# [Exercise requirements]
Extract all lines from the data beneath that include the word "Candelabrum".

● ● ● ●

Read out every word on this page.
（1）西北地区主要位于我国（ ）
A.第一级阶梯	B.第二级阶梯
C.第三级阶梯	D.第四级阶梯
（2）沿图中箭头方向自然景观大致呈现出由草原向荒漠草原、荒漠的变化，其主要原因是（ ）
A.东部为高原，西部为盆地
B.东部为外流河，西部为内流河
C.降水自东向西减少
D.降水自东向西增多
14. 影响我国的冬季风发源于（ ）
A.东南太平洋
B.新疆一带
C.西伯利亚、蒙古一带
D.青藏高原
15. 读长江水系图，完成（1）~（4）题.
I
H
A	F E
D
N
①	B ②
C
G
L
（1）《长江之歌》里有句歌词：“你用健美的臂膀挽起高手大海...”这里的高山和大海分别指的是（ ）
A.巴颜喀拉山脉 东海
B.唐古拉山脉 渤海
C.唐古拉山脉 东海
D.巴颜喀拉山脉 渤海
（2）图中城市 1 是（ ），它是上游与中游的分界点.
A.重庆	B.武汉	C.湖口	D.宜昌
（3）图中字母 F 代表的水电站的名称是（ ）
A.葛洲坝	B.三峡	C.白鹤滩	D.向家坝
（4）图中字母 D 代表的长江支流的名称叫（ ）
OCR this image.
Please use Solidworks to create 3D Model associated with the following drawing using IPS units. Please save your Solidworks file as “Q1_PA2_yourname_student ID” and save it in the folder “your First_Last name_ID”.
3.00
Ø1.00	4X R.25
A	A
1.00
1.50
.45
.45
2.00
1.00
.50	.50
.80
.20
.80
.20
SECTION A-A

● ● ● ●

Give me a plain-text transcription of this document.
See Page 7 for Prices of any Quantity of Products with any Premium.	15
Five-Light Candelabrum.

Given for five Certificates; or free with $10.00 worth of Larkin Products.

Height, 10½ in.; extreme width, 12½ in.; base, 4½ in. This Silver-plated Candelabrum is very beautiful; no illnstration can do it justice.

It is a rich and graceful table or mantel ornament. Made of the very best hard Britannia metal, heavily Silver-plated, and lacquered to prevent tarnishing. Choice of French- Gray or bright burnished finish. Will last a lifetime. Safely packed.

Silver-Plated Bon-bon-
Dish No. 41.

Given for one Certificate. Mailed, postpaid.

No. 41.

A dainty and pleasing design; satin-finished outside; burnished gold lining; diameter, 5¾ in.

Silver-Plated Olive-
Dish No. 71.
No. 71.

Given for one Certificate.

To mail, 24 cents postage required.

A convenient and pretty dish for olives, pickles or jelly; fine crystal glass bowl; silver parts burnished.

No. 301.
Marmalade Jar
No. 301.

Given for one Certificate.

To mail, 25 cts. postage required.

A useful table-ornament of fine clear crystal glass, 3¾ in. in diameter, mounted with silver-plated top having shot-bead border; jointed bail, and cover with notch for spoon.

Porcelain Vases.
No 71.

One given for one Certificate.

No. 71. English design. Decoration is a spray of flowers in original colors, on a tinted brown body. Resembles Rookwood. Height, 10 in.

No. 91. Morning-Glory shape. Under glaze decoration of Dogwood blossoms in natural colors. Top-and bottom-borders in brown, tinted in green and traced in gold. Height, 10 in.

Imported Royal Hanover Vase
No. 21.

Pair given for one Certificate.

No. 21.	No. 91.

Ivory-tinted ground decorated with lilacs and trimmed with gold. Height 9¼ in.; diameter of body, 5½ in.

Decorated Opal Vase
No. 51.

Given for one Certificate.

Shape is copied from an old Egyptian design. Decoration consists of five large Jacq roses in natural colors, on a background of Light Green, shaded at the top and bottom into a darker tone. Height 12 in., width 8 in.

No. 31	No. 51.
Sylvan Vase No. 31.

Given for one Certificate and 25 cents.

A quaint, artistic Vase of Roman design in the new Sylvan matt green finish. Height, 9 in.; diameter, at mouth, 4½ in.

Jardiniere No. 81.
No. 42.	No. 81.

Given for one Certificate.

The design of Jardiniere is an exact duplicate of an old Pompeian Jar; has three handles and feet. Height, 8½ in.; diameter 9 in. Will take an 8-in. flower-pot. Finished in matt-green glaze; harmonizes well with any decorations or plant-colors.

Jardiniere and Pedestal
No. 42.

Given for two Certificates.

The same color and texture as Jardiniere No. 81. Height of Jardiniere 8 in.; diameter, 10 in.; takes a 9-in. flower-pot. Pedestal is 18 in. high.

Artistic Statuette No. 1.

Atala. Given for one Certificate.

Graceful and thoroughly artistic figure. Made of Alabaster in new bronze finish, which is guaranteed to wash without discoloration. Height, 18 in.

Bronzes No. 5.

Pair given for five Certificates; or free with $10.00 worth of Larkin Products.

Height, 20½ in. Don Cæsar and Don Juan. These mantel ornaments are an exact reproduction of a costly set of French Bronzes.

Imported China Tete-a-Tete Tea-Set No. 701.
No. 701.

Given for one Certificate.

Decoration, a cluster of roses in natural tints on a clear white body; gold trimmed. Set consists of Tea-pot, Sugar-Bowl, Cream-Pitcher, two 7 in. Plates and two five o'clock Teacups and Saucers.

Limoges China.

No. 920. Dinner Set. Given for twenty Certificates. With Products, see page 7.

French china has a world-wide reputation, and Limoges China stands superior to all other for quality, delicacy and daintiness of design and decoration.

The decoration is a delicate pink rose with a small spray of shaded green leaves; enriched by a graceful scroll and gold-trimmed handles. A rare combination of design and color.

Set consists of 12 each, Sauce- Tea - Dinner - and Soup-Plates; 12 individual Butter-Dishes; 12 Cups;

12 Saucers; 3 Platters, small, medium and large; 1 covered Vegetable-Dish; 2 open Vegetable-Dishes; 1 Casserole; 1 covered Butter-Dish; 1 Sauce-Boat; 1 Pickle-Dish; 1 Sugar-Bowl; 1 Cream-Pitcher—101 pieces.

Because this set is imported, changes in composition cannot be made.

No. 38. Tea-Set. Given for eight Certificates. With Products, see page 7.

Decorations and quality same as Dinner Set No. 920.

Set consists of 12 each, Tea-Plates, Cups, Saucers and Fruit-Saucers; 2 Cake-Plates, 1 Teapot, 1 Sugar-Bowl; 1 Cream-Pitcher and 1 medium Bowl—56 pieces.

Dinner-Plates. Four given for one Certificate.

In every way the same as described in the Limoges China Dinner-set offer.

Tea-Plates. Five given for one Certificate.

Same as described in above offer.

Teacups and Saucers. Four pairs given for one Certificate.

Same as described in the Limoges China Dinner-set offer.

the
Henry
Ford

● ● ● ●

# [Solution to this task]
Five-Light Candelabrum.
Height, 10½ in.; extreme width, 12½ in.; base, 4½ in. This Silver-plated Candelabrum is very beautiful; no illnstration can do it justice.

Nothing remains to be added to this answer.